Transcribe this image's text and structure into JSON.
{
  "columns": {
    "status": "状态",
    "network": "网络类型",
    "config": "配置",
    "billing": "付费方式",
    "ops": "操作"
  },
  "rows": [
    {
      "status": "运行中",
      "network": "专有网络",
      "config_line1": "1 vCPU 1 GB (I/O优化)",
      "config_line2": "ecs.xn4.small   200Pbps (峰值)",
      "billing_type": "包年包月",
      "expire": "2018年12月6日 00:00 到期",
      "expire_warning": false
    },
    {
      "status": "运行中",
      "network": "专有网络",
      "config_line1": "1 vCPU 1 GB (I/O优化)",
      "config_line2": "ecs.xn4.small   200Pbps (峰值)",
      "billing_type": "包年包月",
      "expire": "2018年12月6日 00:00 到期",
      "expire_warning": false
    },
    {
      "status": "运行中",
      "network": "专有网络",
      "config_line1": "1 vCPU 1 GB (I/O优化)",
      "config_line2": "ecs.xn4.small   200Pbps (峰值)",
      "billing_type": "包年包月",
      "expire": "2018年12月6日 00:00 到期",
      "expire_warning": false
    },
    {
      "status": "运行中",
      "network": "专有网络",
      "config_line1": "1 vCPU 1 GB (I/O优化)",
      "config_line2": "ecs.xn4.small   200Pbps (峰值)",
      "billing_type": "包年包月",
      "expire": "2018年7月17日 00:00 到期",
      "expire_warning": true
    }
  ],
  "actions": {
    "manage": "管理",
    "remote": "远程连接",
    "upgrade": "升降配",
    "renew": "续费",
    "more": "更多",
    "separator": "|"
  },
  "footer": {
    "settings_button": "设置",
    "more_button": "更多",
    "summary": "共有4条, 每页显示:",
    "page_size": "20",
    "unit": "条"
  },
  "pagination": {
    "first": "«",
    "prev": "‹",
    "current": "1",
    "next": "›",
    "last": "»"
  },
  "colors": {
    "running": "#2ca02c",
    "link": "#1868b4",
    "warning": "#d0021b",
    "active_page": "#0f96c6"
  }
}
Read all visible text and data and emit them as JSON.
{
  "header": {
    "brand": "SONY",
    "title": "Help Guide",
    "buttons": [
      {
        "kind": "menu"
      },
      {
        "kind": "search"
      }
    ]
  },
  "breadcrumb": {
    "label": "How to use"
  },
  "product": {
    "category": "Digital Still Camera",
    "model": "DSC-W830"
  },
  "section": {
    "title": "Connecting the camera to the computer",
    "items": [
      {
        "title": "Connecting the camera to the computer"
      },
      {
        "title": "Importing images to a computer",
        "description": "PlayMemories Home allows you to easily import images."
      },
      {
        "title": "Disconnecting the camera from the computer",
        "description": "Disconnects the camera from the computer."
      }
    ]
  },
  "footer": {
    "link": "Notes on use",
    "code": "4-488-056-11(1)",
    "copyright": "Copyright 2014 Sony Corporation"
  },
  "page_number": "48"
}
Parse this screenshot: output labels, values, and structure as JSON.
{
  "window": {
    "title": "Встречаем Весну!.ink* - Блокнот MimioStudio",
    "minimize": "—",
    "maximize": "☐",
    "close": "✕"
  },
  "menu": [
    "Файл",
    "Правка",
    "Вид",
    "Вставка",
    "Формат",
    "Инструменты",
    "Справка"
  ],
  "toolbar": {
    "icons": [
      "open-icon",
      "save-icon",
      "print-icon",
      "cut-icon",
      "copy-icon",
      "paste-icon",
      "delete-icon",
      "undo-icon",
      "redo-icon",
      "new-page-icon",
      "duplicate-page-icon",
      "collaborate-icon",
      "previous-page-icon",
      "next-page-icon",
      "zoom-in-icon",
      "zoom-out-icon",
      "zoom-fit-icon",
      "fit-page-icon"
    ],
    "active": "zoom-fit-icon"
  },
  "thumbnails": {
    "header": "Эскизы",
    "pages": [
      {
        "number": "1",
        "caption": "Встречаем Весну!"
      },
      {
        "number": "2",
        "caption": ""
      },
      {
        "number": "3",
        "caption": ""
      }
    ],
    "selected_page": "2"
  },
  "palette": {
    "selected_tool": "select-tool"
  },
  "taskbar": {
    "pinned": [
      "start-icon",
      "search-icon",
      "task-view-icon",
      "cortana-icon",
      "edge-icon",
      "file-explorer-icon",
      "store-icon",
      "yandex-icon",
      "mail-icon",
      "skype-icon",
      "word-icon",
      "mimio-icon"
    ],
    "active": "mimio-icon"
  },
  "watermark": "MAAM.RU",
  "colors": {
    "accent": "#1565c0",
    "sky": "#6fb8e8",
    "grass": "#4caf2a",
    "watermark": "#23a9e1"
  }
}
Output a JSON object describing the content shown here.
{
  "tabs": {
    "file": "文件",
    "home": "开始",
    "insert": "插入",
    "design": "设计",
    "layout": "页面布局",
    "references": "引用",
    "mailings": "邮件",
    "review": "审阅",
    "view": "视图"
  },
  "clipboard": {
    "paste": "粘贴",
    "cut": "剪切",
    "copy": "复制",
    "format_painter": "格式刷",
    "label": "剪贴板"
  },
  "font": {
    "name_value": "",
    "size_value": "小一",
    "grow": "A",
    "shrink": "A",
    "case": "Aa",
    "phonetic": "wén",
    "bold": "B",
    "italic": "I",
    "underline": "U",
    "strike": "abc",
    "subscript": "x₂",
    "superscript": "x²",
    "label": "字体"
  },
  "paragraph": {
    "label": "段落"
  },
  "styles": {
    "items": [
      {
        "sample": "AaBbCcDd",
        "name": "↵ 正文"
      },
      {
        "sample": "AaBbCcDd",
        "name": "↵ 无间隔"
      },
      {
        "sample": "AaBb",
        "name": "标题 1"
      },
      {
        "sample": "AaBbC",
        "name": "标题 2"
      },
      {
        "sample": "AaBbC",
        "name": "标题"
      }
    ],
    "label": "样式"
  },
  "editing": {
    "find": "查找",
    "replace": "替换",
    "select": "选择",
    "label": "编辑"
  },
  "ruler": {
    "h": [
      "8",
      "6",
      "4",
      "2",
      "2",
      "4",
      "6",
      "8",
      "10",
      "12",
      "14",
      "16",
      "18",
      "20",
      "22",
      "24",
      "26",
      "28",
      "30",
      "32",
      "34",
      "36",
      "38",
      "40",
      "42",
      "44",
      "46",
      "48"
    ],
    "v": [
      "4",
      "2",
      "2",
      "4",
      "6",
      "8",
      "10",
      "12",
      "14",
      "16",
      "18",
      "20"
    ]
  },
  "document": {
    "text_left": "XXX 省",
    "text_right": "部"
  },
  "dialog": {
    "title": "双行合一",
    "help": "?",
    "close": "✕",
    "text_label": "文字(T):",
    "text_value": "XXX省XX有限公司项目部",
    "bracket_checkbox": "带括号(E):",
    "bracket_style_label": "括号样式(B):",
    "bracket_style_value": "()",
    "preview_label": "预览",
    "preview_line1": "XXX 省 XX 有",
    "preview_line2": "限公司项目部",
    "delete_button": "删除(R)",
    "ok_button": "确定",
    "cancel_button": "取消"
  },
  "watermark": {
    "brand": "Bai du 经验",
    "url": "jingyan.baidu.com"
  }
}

_WRITTEN REQUEST_
Each entry is to be returned in full, character for character.

_ANSWER FOR THIS EXERCISE_
Transcribe this image's text and structure into JSON.
{
  "columns": {
    "status": "状态",
    "network": "网络类型",
    "config": "配置",
    "billing": "付费方式",
    "ops": "操作"
  },
  "rows": [
    {
      "status": "运行中",
      "network": "专有网络",
      "config_line1": "1 vCPU 1 GB (I/O优化)",
      "config_line2": "ecs.xn4.small   200Pbps (峰值)",
      "billing_type": "包年包月",
      "expire": "2018年12月6日 00:00 到期",
      "expire_warning": false
    },
    {
      "status": "运行中",
      "network": "专有网络",
      "config_line1": "1 vCPU 1 GB (I/O优化)",
      "config_line2": "ecs.xn4.small   200Pbps (峰值)",
      "billing_type": "包年包月",
      "expire": "2018年12月6日 00:00 到期",
      "expire_warning": false
    },
    {
      "status": "运行中",
      "network": "专有网络",
      "config_line1": "1 vCPU 1 GB (I/O优化)",
      "config_line2": "ecs.xn4.small   200Pbps (峰值)",
      "billing_type": "包年包月",
      "expire": "2018年12月6日 00:00 到期",
      "expire_warning": false
    },
    {
      "status": "运行中",
      "network": "专有网络",
      "config_line1": "1 vCPU 1 GB (I/O优化)",
      "config_line2": "ecs.xn4.small   200Pbps (峰值)",
      "billing_type": "包年包月",
      "expire": "2018年7月17日 00:00 到期",
      "expire_warning": true
    }
  ],
  "actions": {
    "manage": "管理",
    "remote": "远程连接",
    "upgrade": "升降配",
    "renew": "续费",
    "more": "更多",
    "separator": "|"
  },
  "footer": {
    "settings_button": "设置",
    "more_button": "更多",
    "summary": "共有4条, 每页显示:",
    "page_size": "20",
    "unit": "条"
  },
  "pagination": {
    "first": "«",
    "prev": "‹",
    "current": "1",
    "next": "›",
    "last": "»"
  },
  "colors": {
    "running": "#2ca02c",
    "link": "#1868b4",
    "warning": "#d0021b",
    "active_page": "#0f96c6"
  }
}
Read all visible text and data and emit them as JSON.
{
  "header": {
    "brand": "SONY",
    "title": "Help Guide",
    "buttons": [
      {
        "kind": "menu"
      },
      {
        "kind": "search"
      }
    ]
  },
  "breadcrumb": {
    "label": "How to use"
  },
  "product": {
    "category": "Digital Still Camera",
    "model": "DSC-W830"
  },
  "section": {
    "title": "Connecting the camera to the computer",
    "items": [
      {
        "title": "Connecting the camera to the computer"
      },
      {
        "title": "Importing images to a computer",
        "description": "PlayMemories Home allows you to easily import images."
      },
      {
        "title": "Disconnecting the camera from the computer",
        "description": "Disconnects the camera from the computer."
      }
    ]
  },
  "footer": {
    "link": "Notes on use",
    "code": "4-488-056-11(1)",
    "copyright": "Copyright 2014 Sony Corporation"
  },
  "page_number": "48"
}
Parse this screenshot: output labels, values, and structure as JSON.
{
  "window": {
    "title": "Встречаем Весну!.ink* - Блокнот MimioStudio",
    "minimize": "—",
    "maximize": "☐",
    "close": "✕"
  },
  "menu": [
    "Файл",
    "Правка",
    "Вид",
    "Вставка",
    "Формат",
    "Инструменты",
    "Справка"
  ],
  "toolbar": {
    "icons": [
      "open-icon",
      "save-icon",
      "print-icon",
      "cut-icon",
      "copy-icon",
      "paste-icon",
      "delete-icon",
      "undo-icon",
      "redo-icon",
      "new-page-icon",
      "duplicate-page-icon",
      "collaborate-icon",
      "previous-page-icon",
      "next-page-icon",
      "zoom-in-icon",
      "zoom-out-icon",
      "zoom-fit-icon",
      "fit-page-icon"
    ],
    "active": "zoom-fit-icon"
  },
  "thumbnails": {
    "header": "Эскизы",
    "pages": [
      {
        "number": "1",
        "caption": "Встречаем Весну!"
      },
      {
        "number": "2",
        "caption": ""
      },
      {
        "number": "3",
        "caption": ""
      }
    ],
    "selected_page": "2"
  },
  "palette": {
    "selected_tool": "select-tool"
  },
  "taskbar": {
    "pinned": [
      "start-icon",
      "search-icon",
      "task-view-icon",
      "cortana-icon",
      "edge-icon",
      "file-explorer-icon",
      "store-icon",
      "yandex-icon",
      "mail-icon",
      "skype-icon",
      "word-icon",
      "mimio-icon"
    ],
    "active": "mimio-icon"
  },
  "watermark": "MAAM.RU",
  "colors": {
    "accent": "#1565c0",
    "sky": "#6fb8e8",
    "grass": "#4caf2a",
    "watermark": "#23a9e1"
  }
}
Output a JSON object describing the content shown here.
{
  "tabs": {
    "file": "文件",
    "home": "开始",
    "insert": "插入",
    "design": "设计",
    "layout": "页面布局",
    "references": "引用",
    "mailings": "邮件",
    "review": "审阅",
    "view": "视图"
  },
  "clipboard": {
    "paste": "粘贴",
    "cut": "剪切",
    "copy": "复制",
    "format_painter": "格式刷",
    "label": "剪贴板"
  },
  "font": {
    "name_value": "",
    "size_value": "小一",
    "grow": "A",
    "shrink": "A",
    "case": "Aa",
    "phonetic": "wén",
    "bold": "B",
    "italic": "I",
    "underline": "U",
    "strike": "abc",
    "subscript": "x₂",
    "superscript": "x²",
    "label": "字体"
  },
  "paragraph": {
    "label": "段落"
  },
  "styles": {
    "items": [
      {
        "sample": "AaBbCcDd",
        "name": "↵ 正文"
      },
      {
        "sample": "AaBbCcDd",
        "name": "↵ 无间隔"
      },
      {
        "sample": "AaBb",
        "name": "标题 1"
      },
      {
        "sample": "AaBbC",
        "name": "标题 2"
      },
      {
        "sample": "AaBbC",
        "name": "标题"
      }
    ],
    "label": "样式"
  },
  "editing": {
    "find": "查找",
    "replace": "替换",
    "select": "选择",
    "label": "编辑"
  },
  "ruler": {
    "h": [
      "8",
      "6",
      "4",
      "2",
      "2",
      "4",
      "6",
      "8",
      "10",
      "12",
      "14",
      "16",
      "18",
      "20",
      "22",
      "24",
      "26",
      "28",
      "30",
      "32",
      "34",
      "36",
      "38",
      "40",
      "42",
      "44",
      "46",
      "48"
    ],
    "v": [
      "4",
      "2",
      "2",
      "4",
      "6",
      "8",
      "10",
      "12",
      "14",
      "16",
      "18",
      "20"
    ]
  },
  "document": {
    "text_left": "XXX 省",
    "text_right": "部"
  },
  "dialog": {
    "title": "双行合一",
    "help": "?",
    "close": "✕",
    "text_label": "文字(T):",
    "text_value": "XXX省XX有限公司项目部",
    "bracket_checkbox": "带括号(E):",
    "bracket_style_label": "括号样式(B):",
    "bracket_style_value": "()",
    "preview_label": "预览",
    "preview_line1": "XXX 省 XX 有",
    "preview_line2": "限公司项目部",
    "delete_button": "删除(R)",
    "ok_button": "确定",
    "cancel_button": "取消"
  },
  "watermark": {
    "brand": "Bai du 经验",
    "url": "jingyan.baidu.com"
  }
}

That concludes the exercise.